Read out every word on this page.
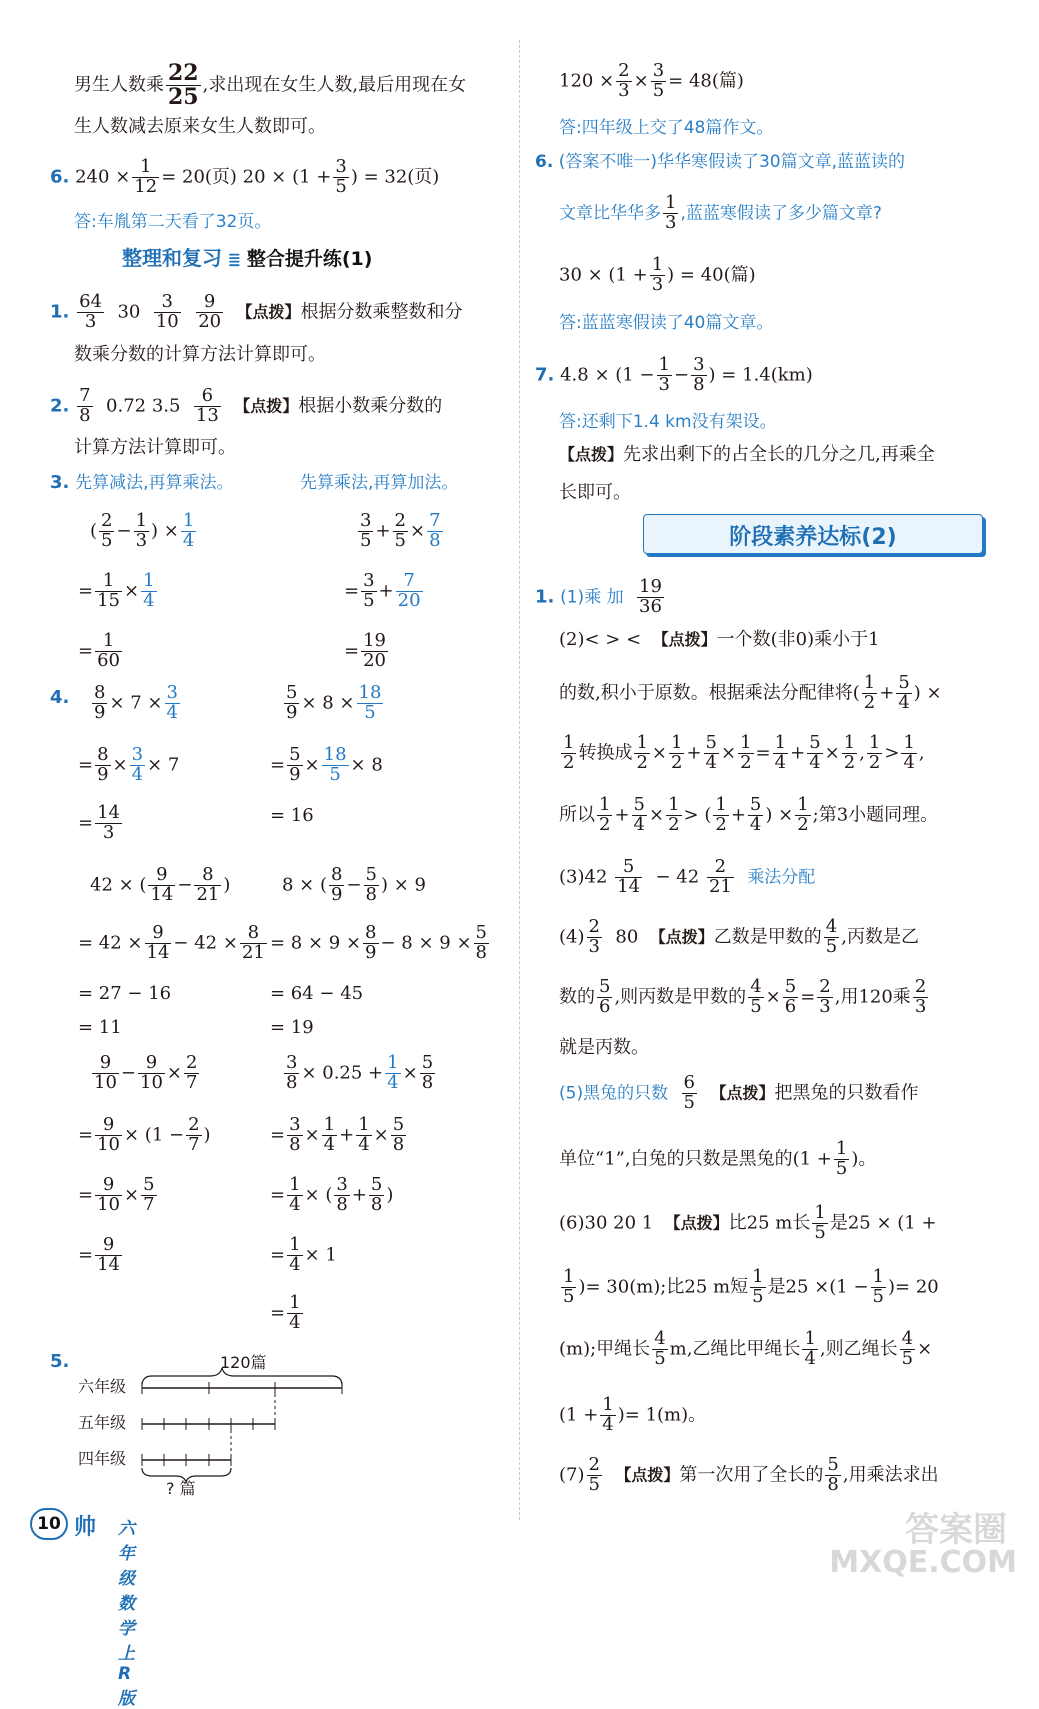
男生人数乘 $\frac{22}{25}$ ,求出现在女生人数,最后用现在女
生人数减去原来女生人数即可。
6. $240 \times \frac{1}{12} = 20$(页) $20 \times (1 + \frac{3}{5}$ ) = 32(页)
答:车胤第二天看了32页。
整理和复习 ≣ 整合提升练(1)
1. $\frac{64}{3} 30 \frac{3}{10}$
$\frac{9}{20}$ 【点拨】根据分数乘整数和分
数乘分数的计算方法计算即可。
2. $\frac{7}{8} 0.72$ $3.5 \frac{6}{13}$ 【点拨】根据小数乘分数的
计算方法计算即可。
3. 先算减法,再算乘法。	先算乘法,再算加法。
( $\frac{2}{5} - \frac{1}{3}$ ) × $\frac{1}{4}$
= $\frac{1}{15} \times \frac{1}{4}$
= $\frac{1}{60}$
$\frac{3}{5} + \frac{2}{5} \times \frac{7}{8}$
= $\frac{3}{5} + \frac{7}{20}$
= $\frac{19}{20}$
4. $\frac{8}{9} \times 7 \times \frac{3}{4}$
= $\frac{8}{9} \times \frac{3}{4} \times 7$
= $\frac{14}{3}$
$\frac{5}{9} \times 8 \times \frac{18}{5}$
= $\frac{5}{9} \times \frac{18}{5} \times 8$
= 16
42 × ( $\frac{9}{14} - \frac{8}{21}$ )
= $42 \times \frac{9}{14} - 42 \times \frac{8}{21}$
= 27 − 16
= 11
8 × ( $\frac{8}{9} - \frac{5}{8}$ ) × 9
= $8 \times 9 \times \frac{8}{9} - 8 \times 9 \times \frac{5}{8}$
= 64 − 45
= 19
$\frac{9}{10} - \frac{9}{10} \times \frac{2}{7}$
= $\frac{9}{10} \times (1 - \frac{2}{7}$ )
= $\frac{9}{10} \times \frac{5}{7}$
= $\frac{9}{14}$
$\frac{3}{8} \times 0.25 + \frac{1}{4} \times \frac{5}{8}$
= $\frac{3}{8} \times \frac{1}{4} + \frac{1}{4} \times \frac{5}{8}$
= $\frac{1}{4}$ × ( $\frac{3}{8} + \frac{5}{8}$ )
= $\frac{1}{4} \times 1$
= $\frac{1}{4}$
5.	120篇
六年级
五年级
四年级
? 篇
$120 \times \frac{2}{3} \times \frac{3}{5} = 48$(篇)
答:四年级上交了48篇作文。
6. (答案不唯一)华华寒假读了30篇文章,蓝蓝读的
文章比华华多 $\frac{1}{3}$ ,蓝蓝寒假读了多少篇文章?
$30 \times (1 + \frac{1}{3}$ ) = 40(篇)
答:蓝蓝寒假读了40篇文章。
7. $4.8 \times (1 - \frac{1}{3} - \frac{3}{8}$ ) = 1.4(km)
答:还剩下1.4 km没有架设。
【点拨】先求出剩下的占全长的几分之几,再乘全
长即可。
阶段素养达标(2)
1. (1)乘 加 $\frac{19}{36}$
(2)< > < 【点拨】一个数(非0)乘小于1
的数,积小于原数。根据乘法分配律将( $\frac{1}{2} + \frac{5}{4}$ ) ×
$\frac{1}{2}$ 转换成 $\frac{1}{2} \times \frac{1}{2} + \frac{5}{4} \times \frac{1}{2} = \frac{1}{4} + \frac{5}{4} \times \frac{1}{2}$ , $\frac{1}{2} > \frac{1}{4}$ ,
所以 $\frac{1}{2} + \frac{5}{4} \times \frac{1}{2}$ > ( $\frac{1}{2} + \frac{5}{4}$ ) × $\frac{1}{2}$ ;第3小题同理。
$(3)42 \frac{5}{14} - 42 \frac{2}{21}$ 乘法分配
$(4) \frac{2}{3} 80$ 【点拨】乙数是甲数的 $\frac{4}{5}$ ,丙数是乙
数的 $\frac{5}{6}$ ,则丙数是甲数的 $\frac{4}{5} \times \frac{5}{6} = \frac{2}{3}$ ,用120乘 $\frac{2}{3}$
就是丙数。
(5)黑兔的只数 $\frac{6}{5}$ 【点拨】把黑兔的只数看作
单位“1”,白兔的只数是黑兔的($1 + \frac{1}{5}$ )。
(6)30 20 1 【点拨】比25 m长 $\frac{1}{5}$ 是25 × (1 +
$\frac{1}{5}$ )= 30(m);比25 m短 $\frac{1}{5}$ 是$25 \times(1 - \frac{1}{5}$ )= 20
(m);甲绳长 $\frac{4}{5} m$,乙绳比甲绳长 $\frac{1}{4}$ ,则乙绳长 $\frac{4}{5}$ ×
($1 + \frac{1}{4}$ )= 1(m)。
$(7) \frac{2}{5}$ 【点拨】第一次用了全长的 $\frac{5}{8}$ ,用乘法求出
10 帅 六年级 数学 上 R版
答案圈
MXQE.COM
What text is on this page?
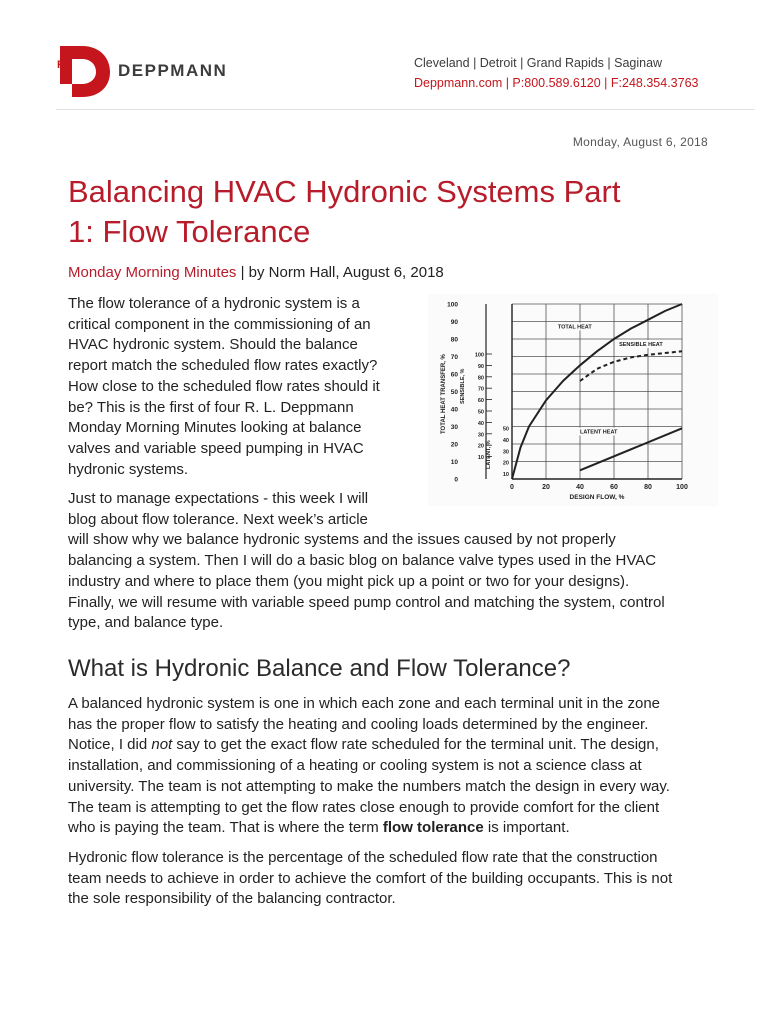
RL	DEPPMANN	Cleveland | Detroit | Grand Rapids | Saginaw
Deppmann.com | P:800.589.6120 | F:248.354.3763
Monday, August 6, 2018
Balancing HVAC Hydronic Systems Part
1: Flow Tolerance
Monday Morning Minutes | by Norm Hall, August 6, 2018

The flow tolerance of a hydronic system is a
critical component in the commissioning of an
HVAC hydronic system. Should the balance
report match the scheduled flow rates exactly?
How close to the scheduled flow rates should it
be? This is the first of four R. L. Deppmann
Monday Morning Minutes looking at balance
valves and variable speed pumping in HVAC
hydronic systems.

0
10
20
30
40
50
60
70
80
90
100
0	20	40	60	80	100
100
90
80
70
60
50
40
30
20
10
50
40
30
20
10
TOTAL HEAT TRANSFER, % SENSIBLE, %
LATENT, %
DESIGN FLOW, %
TOTAL HEAT
SENSIBLE HEAT
LATENT HEAT

Just to manage expectations - this week I will
blog about flow tolerance. Next week’s article
will show why we balance hydronic systems and the issues caused by not properly
balancing a system. Then I will do a basic blog on balance valve types used in the HVAC
industry and where to place them (you might pick up a point or two for your designs).
Finally, we will resume with variable speed pump control and matching the system, control
type, and balance type.

What is Hydronic Balance and Flow Tolerance?

A balanced hydronic system is one in which each zone and each terminal unit in the zone
has the proper flow to satisfy the heating and cooling loads determined by the engineer.
Notice, I did not say to get the exact flow rate scheduled for the terminal unit. The design,
installation, and commissioning of a heating or cooling system is not a science class at
university. The team is not attempting to make the numbers match the design in every way.
The team is attempting to get the flow rates close enough to provide comfort for the client
who is paying the team. That is where the term flow tolerance is important.

Hydronic flow tolerance is the percentage of the scheduled flow rate that the construction
team needs to achieve in order to achieve the comfort of the building occupants. This is not
the sole responsibility of the balancing contractor.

- - - - - - -

Make an exact copy of the whole listing, but don't bring over any pictures.

The answer =
Read out every word on this page.
男生人数乘 $\frac{22}{25}$ ,求出现在女生人数,最后用现在女
生人数减去原来女生人数即可。
6. $240 \times \frac{1}{12} = 20$(页) $20 \times (1 + \frac{3}{5}$ ) = 32(页)
答:车胤第二天看了32页。
整理和复习 ≣ 整合提升练(1)
1. $\frac{64}{3} 30 \frac{3}{10}$
$\frac{9}{20}$ 【点拨】根据分数乘整数和分
数乘分数的计算方法计算即可。
2. $\frac{7}{8} 0.72$ $3.5 \frac{6}{13}$ 【点拨】根据小数乘分数的
计算方法计算即可。
3. 先算减法,再算乘法。	先算乘法,再算加法。
( $\frac{2}{5} - \frac{1}{3}$ ) × $\frac{1}{4}$
= $\frac{1}{15} \times \frac{1}{4}$
= $\frac{1}{60}$
$\frac{3}{5} + \frac{2}{5} \times \frac{7}{8}$
= $\frac{3}{5} + \frac{7}{20}$
= $\frac{19}{20}$
4. $\frac{8}{9} \times 7 \times \frac{3}{4}$
= $\frac{8}{9} \times \frac{3}{4} \times 7$
= $\frac{14}{3}$
$\frac{5}{9} \times 8 \times \frac{18}{5}$
= $\frac{5}{9} \times \frac{18}{5} \times 8$
= 16
42 × ( $\frac{9}{14} - \frac{8}{21}$ )
= $42 \times \frac{9}{14} - 42 \times \frac{8}{21}$
= 27 − 16
= 11
8 × ( $\frac{8}{9} - \frac{5}{8}$ ) × 9
= $8 \times 9 \times \frac{8}{9} - 8 \times 9 \times \frac{5}{8}$
= 64 − 45
= 19
$\frac{9}{10} - \frac{9}{10} \times \frac{2}{7}$
= $\frac{9}{10} \times (1 - \frac{2}{7}$ )
= $\frac{9}{10} \times \frac{5}{7}$
= $\frac{9}{14}$
$\frac{3}{8} \times 0.25 + \frac{1}{4} \times \frac{5}{8}$
= $\frac{3}{8} \times \frac{1}{4} + \frac{1}{4} \times \frac{5}{8}$
= $\frac{1}{4}$ × ( $\frac{3}{8} + \frac{5}{8}$ )
= $\frac{1}{4} \times 1$
= $\frac{1}{4}$
5.	120篇
六年级
五年级
四年级
? 篇
$120 \times \frac{2}{3} \times \frac{3}{5} = 48$(篇)
答:四年级上交了48篇作文。
6. (答案不唯一)华华寒假读了30篇文章,蓝蓝读的
文章比华华多 $\frac{1}{3}$ ,蓝蓝寒假读了多少篇文章?
$30 \times (1 + \frac{1}{3}$ ) = 40(篇)
答:蓝蓝寒假读了40篇文章。
7. $4.8 \times (1 - \frac{1}{3} - \frac{3}{8}$ ) = 1.4(km)
答:还剩下1.4 km没有架设。
【点拨】先求出剩下的占全长的几分之几,再乘全
长即可。
阶段素养达标(2)
1. (1)乘 加 $\frac{19}{36}$
(2)< > < 【点拨】一个数(非0)乘小于1
的数,积小于原数。根据乘法分配律将( $\frac{1}{2} + \frac{5}{4}$ ) ×
$\frac{1}{2}$ 转换成 $\frac{1}{2} \times \frac{1}{2} + \frac{5}{4} \times \frac{1}{2} = \frac{1}{4} + \frac{5}{4} \times \frac{1}{2}$ , $\frac{1}{2} > \frac{1}{4}$ ,
所以 $\frac{1}{2} + \frac{5}{4} \times \frac{1}{2}$ > ( $\frac{1}{2} + \frac{5}{4}$ ) × $\frac{1}{2}$ ;第3小题同理。
$(3)42 \frac{5}{14} - 42 \frac{2}{21}$ 乘法分配
$(4) \frac{2}{3} 80$ 【点拨】乙数是甲数的 $\frac{4}{5}$ ,丙数是乙
数的 $\frac{5}{6}$ ,则丙数是甲数的 $\frac{4}{5} \times \frac{5}{6} = \frac{2}{3}$ ,用120乘 $\frac{2}{3}$
就是丙数。
(5)黑兔的只数 $\frac{6}{5}$ 【点拨】把黑兔的只数看作
单位“1”,白兔的只数是黑兔的($1 + \frac{1}{5}$ )。
(6)30 20 1 【点拨】比25 m长 $\frac{1}{5}$ 是25 × (1 +
$\frac{1}{5}$ )= 30(m);比25 m短 $\frac{1}{5}$ 是$25 \times(1 - \frac{1}{5}$ )= 20
(m);甲绳长 $\frac{4}{5} m$,乙绳比甲绳长 $\frac{1}{4}$ ,则乙绳长 $\frac{4}{5}$ ×
($1 + \frac{1}{4}$ )= 1(m)。
$(7) \frac{2}{5}$ 【点拨】第一次用了全长的 $\frac{5}{8}$ ,用乘法求出
10 帅 六年级 数学 上 R版
答案圈
MXQE.COM
What text is on this page?
RL	DEPPMANN	Cleveland | Detroit | Grand Rapids | Saginaw
Deppmann.com | P:800.589.6120 | F:248.354.3763
Monday, August 6, 2018
Balancing HVAC Hydronic Systems Part
1: Flow Tolerance
Monday Morning Minutes | by Norm Hall, August 6, 2018

The flow tolerance of a hydronic system is a
critical component in the commissioning of an
HVAC hydronic system. Should the balance
report match the scheduled flow rates exactly?
How close to the scheduled flow rates should it
be? This is the first of four R. L. Deppmann
Monday Morning Minutes looking at balance
valves and variable speed pumping in HVAC
hydronic systems.

0
10
20
30
40
50
60
70
80
90
100
0	20	40	60	80	100
100
90
80
70
60
50
40
30
20
10
50
40
30
20
10
TOTAL HEAT TRANSFER, % SENSIBLE, %
LATENT, %
DESIGN FLOW, %
TOTAL HEAT
SENSIBLE HEAT
LATENT HEAT

Just to manage expectations - this week I will
blog about flow tolerance. Next week’s article
will show why we balance hydronic systems and the issues caused by not properly
balancing a system. Then I will do a basic blog on balance valve types used in the HVAC
industry and where to place them (you might pick up a point or two for your designs).
Finally, we will resume with variable speed pump control and matching the system, control
type, and balance type.

What is Hydronic Balance and Flow Tolerance?

A balanced hydronic system is one in which each zone and each terminal unit in the zone
has the proper flow to satisfy the heating and cooling loads determined by the engineer.
Notice, I did not say to get the exact flow rate scheduled for the terminal unit. The design,
installation, and commissioning of a heating or cooling system is not a science class at
university. The team is not attempting to make the numbers match the design in every way.
The team is attempting to get the flow rates close enough to provide comfort for the client
who is paying the team. That is where the term flow tolerance is important.

Hydronic flow tolerance is the percentage of the scheduled flow rate that the construction
team needs to achieve in order to achieve the comfort of the building occupants. This is not
the sole responsibility of the balancing contractor.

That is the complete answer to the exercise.